### AIM
From the data that follows, copy every line holding the string "Forecast".

-------- DATASET EXTRACT --------

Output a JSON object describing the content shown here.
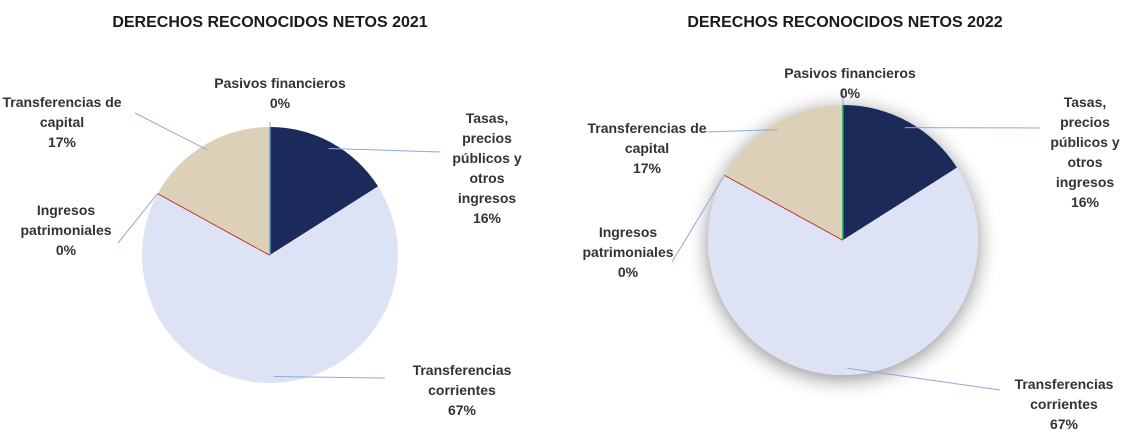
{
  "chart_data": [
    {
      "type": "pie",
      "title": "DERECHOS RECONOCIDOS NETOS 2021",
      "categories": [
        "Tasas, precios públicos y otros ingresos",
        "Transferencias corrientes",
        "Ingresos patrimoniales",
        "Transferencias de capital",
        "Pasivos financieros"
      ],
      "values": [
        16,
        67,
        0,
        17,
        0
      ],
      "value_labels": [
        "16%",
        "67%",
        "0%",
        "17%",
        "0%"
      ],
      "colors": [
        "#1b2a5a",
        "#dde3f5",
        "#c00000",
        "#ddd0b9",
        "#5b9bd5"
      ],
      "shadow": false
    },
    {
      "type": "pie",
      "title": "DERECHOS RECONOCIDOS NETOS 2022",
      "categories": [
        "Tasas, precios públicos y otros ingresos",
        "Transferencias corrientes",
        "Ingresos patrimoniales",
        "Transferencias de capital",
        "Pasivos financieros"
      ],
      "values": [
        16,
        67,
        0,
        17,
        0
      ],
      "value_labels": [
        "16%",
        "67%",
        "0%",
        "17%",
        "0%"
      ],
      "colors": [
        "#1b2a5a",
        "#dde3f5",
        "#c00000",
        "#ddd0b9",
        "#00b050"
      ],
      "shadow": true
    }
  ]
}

--------
-------- DATASET EXTRACT --------

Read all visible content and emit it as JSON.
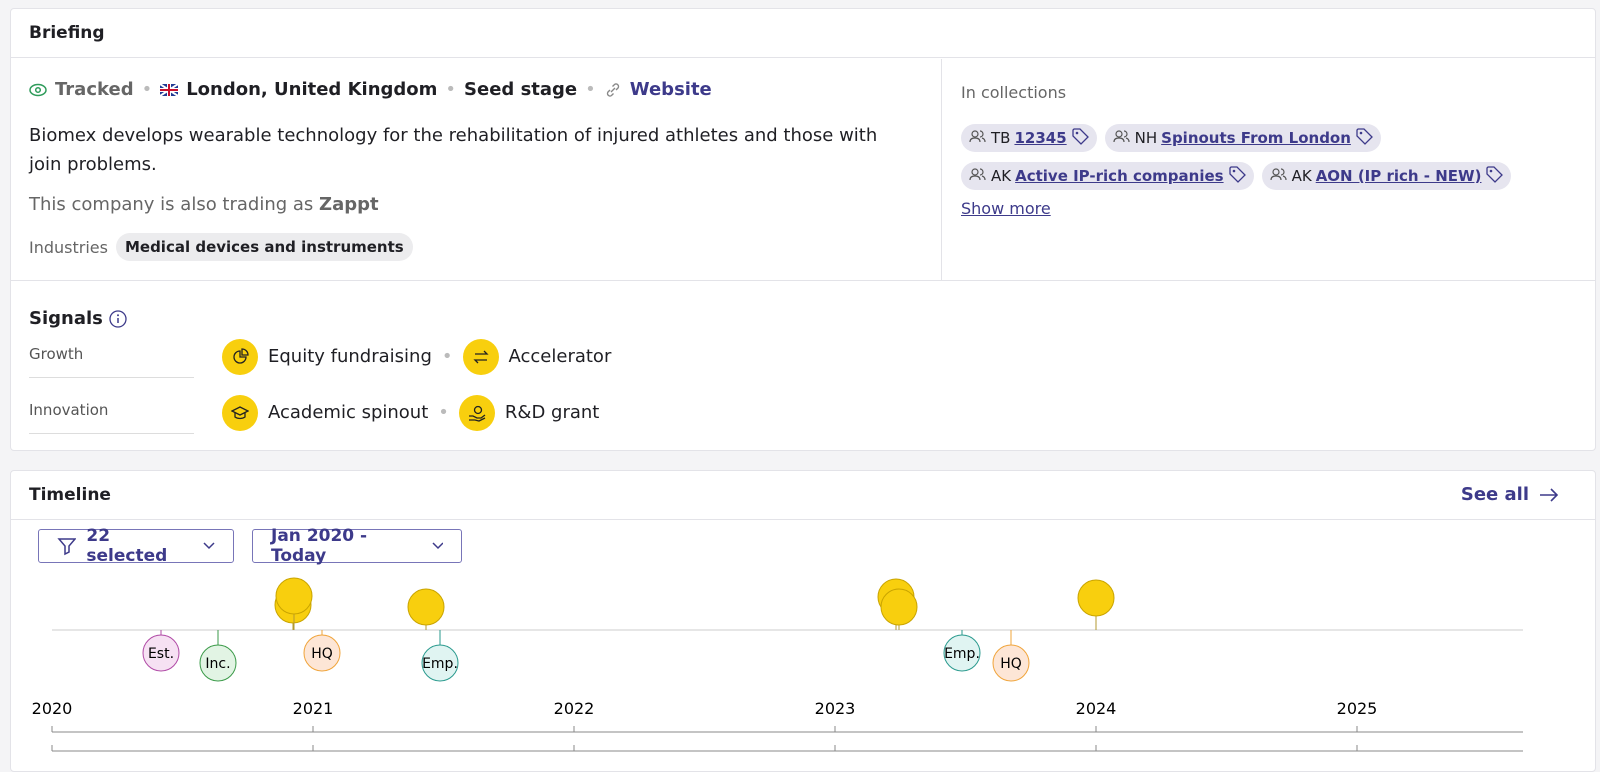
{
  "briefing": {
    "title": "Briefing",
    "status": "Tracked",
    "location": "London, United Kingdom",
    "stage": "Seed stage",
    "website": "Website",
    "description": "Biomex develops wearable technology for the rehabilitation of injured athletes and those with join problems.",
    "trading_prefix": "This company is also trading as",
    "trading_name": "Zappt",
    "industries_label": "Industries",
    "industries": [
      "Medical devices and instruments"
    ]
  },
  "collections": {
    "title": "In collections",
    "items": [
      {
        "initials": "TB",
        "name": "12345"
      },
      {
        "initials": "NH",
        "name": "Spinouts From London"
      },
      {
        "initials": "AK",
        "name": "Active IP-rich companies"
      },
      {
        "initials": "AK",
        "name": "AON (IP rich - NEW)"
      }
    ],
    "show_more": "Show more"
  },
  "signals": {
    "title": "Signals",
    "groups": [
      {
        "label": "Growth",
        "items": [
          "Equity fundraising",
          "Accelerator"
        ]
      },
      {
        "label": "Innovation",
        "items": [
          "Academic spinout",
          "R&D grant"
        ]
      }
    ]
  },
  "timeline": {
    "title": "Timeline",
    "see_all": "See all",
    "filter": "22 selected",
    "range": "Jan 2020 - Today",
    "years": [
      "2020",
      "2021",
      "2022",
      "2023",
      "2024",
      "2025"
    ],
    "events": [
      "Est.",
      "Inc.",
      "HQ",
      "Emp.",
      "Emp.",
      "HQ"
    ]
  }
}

--------
-------- DATASET EXTRACT --------

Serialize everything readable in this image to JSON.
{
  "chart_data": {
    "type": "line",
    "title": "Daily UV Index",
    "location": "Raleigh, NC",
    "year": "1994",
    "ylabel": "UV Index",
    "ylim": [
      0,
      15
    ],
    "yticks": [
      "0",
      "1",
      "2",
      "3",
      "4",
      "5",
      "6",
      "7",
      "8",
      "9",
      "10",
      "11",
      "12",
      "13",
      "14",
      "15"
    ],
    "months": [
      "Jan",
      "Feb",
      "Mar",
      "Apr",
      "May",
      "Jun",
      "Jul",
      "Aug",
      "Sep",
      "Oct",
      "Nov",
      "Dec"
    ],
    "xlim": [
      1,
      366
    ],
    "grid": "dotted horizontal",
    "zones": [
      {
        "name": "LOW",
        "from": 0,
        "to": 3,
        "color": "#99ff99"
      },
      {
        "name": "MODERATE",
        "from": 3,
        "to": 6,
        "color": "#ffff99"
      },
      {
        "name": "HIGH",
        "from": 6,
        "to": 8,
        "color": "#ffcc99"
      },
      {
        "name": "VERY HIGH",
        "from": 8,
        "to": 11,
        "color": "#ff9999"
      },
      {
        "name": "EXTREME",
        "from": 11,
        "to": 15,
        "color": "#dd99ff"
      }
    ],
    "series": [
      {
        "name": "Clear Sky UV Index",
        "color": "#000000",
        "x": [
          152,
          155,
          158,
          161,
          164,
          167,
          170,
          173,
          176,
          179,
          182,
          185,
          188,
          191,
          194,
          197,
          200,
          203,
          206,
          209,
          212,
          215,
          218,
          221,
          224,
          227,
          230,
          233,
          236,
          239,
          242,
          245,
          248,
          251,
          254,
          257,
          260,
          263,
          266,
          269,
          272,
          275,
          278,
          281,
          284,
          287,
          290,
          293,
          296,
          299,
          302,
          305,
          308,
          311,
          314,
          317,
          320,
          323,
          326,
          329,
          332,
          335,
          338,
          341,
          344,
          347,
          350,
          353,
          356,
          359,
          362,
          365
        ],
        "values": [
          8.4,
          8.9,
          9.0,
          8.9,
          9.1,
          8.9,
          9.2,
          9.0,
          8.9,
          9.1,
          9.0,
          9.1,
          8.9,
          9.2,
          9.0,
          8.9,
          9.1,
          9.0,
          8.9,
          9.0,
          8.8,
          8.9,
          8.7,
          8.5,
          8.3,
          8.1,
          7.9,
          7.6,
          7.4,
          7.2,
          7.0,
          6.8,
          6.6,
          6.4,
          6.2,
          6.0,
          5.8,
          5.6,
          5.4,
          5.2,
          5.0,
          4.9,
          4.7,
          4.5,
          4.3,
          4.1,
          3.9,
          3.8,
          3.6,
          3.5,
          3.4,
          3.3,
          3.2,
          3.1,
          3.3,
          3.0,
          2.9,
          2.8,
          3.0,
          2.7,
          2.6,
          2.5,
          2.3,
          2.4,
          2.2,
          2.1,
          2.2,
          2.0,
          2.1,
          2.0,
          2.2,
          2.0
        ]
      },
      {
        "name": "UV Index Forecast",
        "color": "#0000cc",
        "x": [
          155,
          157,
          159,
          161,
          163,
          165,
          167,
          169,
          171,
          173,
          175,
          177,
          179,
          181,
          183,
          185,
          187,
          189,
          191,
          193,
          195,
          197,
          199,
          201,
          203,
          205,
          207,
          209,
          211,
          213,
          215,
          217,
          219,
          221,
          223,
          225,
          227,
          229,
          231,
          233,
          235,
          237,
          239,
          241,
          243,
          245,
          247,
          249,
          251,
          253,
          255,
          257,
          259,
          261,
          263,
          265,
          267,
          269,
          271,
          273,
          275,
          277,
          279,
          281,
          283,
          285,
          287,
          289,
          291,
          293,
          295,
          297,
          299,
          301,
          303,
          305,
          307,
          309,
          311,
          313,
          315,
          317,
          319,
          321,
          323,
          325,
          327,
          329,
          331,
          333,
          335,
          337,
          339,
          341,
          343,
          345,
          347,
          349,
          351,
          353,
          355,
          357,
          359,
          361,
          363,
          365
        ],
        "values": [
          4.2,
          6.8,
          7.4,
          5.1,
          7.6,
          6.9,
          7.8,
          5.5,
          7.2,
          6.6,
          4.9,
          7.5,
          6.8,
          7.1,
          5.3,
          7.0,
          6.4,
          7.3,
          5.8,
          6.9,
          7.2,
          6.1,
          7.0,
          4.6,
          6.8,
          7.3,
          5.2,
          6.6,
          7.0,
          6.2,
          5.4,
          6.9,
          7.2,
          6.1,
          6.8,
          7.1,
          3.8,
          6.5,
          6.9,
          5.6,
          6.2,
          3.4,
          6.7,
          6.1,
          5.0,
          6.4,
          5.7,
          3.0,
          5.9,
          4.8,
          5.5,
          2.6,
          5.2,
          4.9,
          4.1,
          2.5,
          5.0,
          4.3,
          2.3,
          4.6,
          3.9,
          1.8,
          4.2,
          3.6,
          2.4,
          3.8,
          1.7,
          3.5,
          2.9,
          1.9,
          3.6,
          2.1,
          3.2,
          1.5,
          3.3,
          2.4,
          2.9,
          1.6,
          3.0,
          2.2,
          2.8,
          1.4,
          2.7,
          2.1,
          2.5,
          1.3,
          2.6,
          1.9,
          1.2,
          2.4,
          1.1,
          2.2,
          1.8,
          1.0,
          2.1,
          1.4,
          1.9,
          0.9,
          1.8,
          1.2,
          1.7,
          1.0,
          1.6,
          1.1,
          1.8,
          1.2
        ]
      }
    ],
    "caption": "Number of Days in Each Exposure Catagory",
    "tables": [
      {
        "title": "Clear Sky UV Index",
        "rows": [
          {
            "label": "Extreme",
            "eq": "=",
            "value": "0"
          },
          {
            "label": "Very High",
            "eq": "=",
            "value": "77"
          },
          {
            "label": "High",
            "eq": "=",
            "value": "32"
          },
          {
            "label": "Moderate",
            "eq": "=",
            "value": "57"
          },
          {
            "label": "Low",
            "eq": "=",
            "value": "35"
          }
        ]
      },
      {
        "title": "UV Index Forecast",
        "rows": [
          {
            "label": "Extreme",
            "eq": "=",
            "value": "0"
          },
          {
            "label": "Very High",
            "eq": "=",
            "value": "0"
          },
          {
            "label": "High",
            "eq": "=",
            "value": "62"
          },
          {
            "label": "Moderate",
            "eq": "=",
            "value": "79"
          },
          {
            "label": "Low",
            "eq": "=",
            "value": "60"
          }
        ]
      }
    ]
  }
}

--------

### THE RESPONSE
        "name": "UV Index Forecast",
        "title": "UV Index Forecast",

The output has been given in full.